STATED PROBLEM:
Extract each line containing the string "정보처리산업기사".

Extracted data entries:
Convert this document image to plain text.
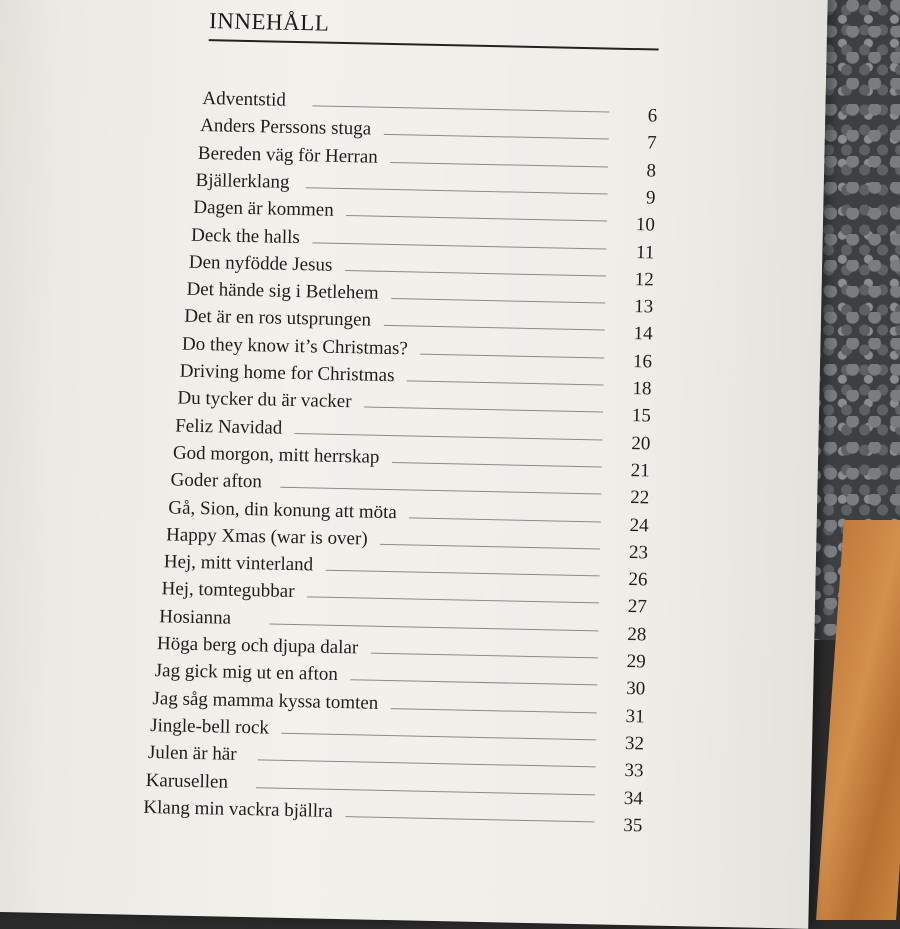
INNEHÅLL
Adventstid
6
Anders Perssons stuga
7
Bereden väg för Herran
8
Bjällerklang
9
Dagen är kommen
10
Deck the halls
11
Den nyfödde Jesus
12
Det hände sig i Betlehem
13
Det är en ros utsprungen
14
Do they know it’s Christmas?
16
Driving home for Christmas
18
Du tycker du är vacker
15
Feliz Navidad
20
God morgon, mitt herrskap
21
Goder afton
22
Gå, Sion, din konung att möta
24
Happy Xmas (war is over)
23
Hej, mitt vinterland
26
Hej, tomtegubbar
27
Hosianna
28
Höga berg och djupa dalar
29
Jag gick mig ut en afton
30
Jag såg mamma kyssa tomten
31
Jingle-bell rock
32
Julen är här
33
Karusellen
34
Klang min vackra bjällra
35
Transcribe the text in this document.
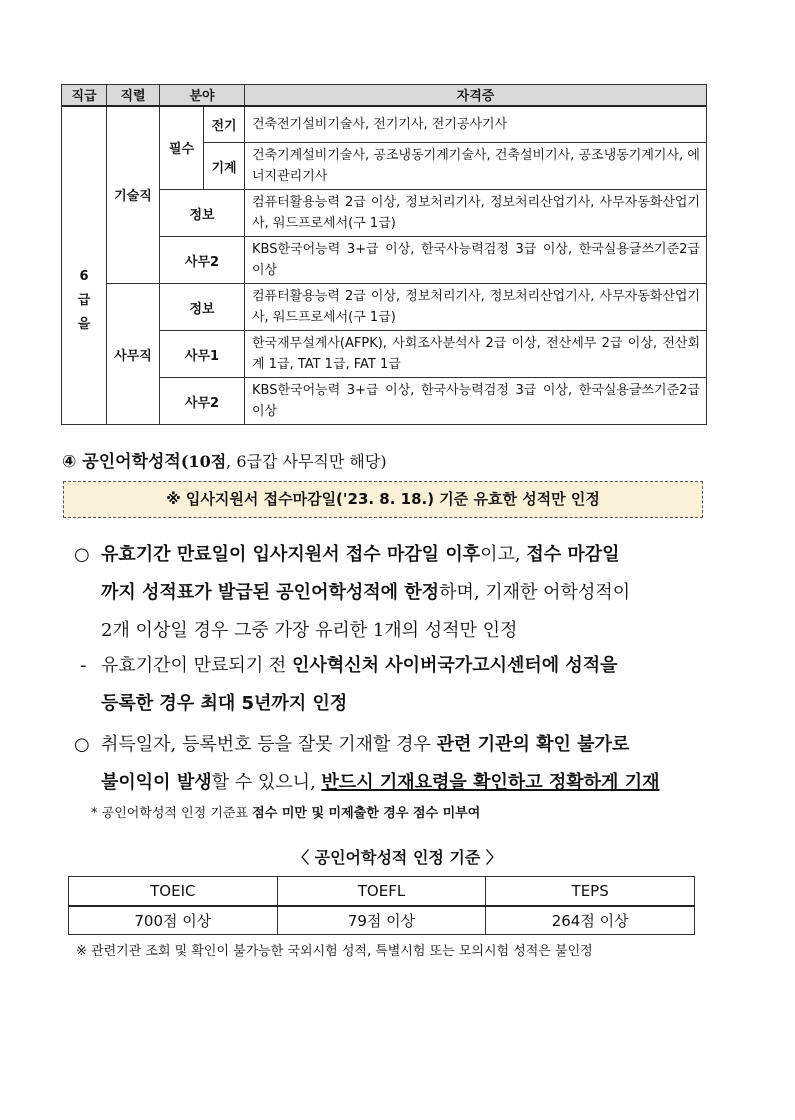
직급	직렬	분야		자격증

6
급
을	기술직	필수	전기	건축전기설비기술사, 전기기사, 전기공사기사
			기계	건축기계설비기술사, 공조냉동기계기술사, 건축설비기사, 공조냉동기계기사, 에너지관리기사
		정보		컴퓨터활용능력 2급 이상, 정보처리기사, 정보처리산업기사, 사무자동화산업기사, 워드프로세서(구 1급)
		사무2		KBS한국어능력 3+급 이상, 한국사능력검정 3급 이상, 한국실용글쓰기준2급 이상
	사무직	정보		컴퓨터활용능력 2급 이상, 정보처리기사, 정보처리산업기사, 사무자동화산업기사, 워드프로세서(구 1급)
		사무1		한국재무설계사(AFPK), 사회조사분석사 2급 이상, 전산세무 2급 이상, 전산회계 1급, TAT 1급, FAT 1급
		사무2		KBS한국어능력 3+급 이상, 한국사능력검정 3급 이상, 한국실용글쓰기준2급 이상
④ 공인어학성적(10점, 6급갑 사무직만 해당)
※ 입사지원서 접수마감일('23. 8. 18.) 기준 유효한 성적만 인정
○ 유효기간 만료일이 입사지원서 접수 마감일 이후이고, 접수 마감일
까지 성적표가 발급된 공인어학성적에 한정하며, 기재한 어학성적이
2개 이상일 경우 그중 가장 유리한 1개의 성적만 인정
- 유효기간이 만료되기 전 인사혁신처 사이버국가고시센터에 성적을
등록한 경우 최대 5년까지 인정
○ 취득일자, 등록번호 등을 잘못 기재할 경우 관련 기관의 확인 불가로
불이익이 발생할 수 있으니, 반드시 기재요령을 확인하고 정확하게 기재
* 공인어학성적 인정 기준표 점수 미만 및 미제출한 경우 점수 미부여
〈 공인어학성적 인정 기준 〉
TOEIC	TOEFL	TEPS
700점 이상	79점 이상	264점 이상
※ 관련기관 조회 및 확인이 불가능한 국외시험 성적, 특별시험 또는 모의시험 성적은 불인정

FINISHED TASK:
		정보		컴퓨터활용능력 2급 이상, 정보처리기사, 정보처리산업기사, 사무자동화산업기사, 워드프로세서(구 1급)
	사무직	정보		컴퓨터활용능력 2급 이상, 정보처리기사, 정보처리산업기사, 사무자동화산업기사, 워드프로세서(구 1급)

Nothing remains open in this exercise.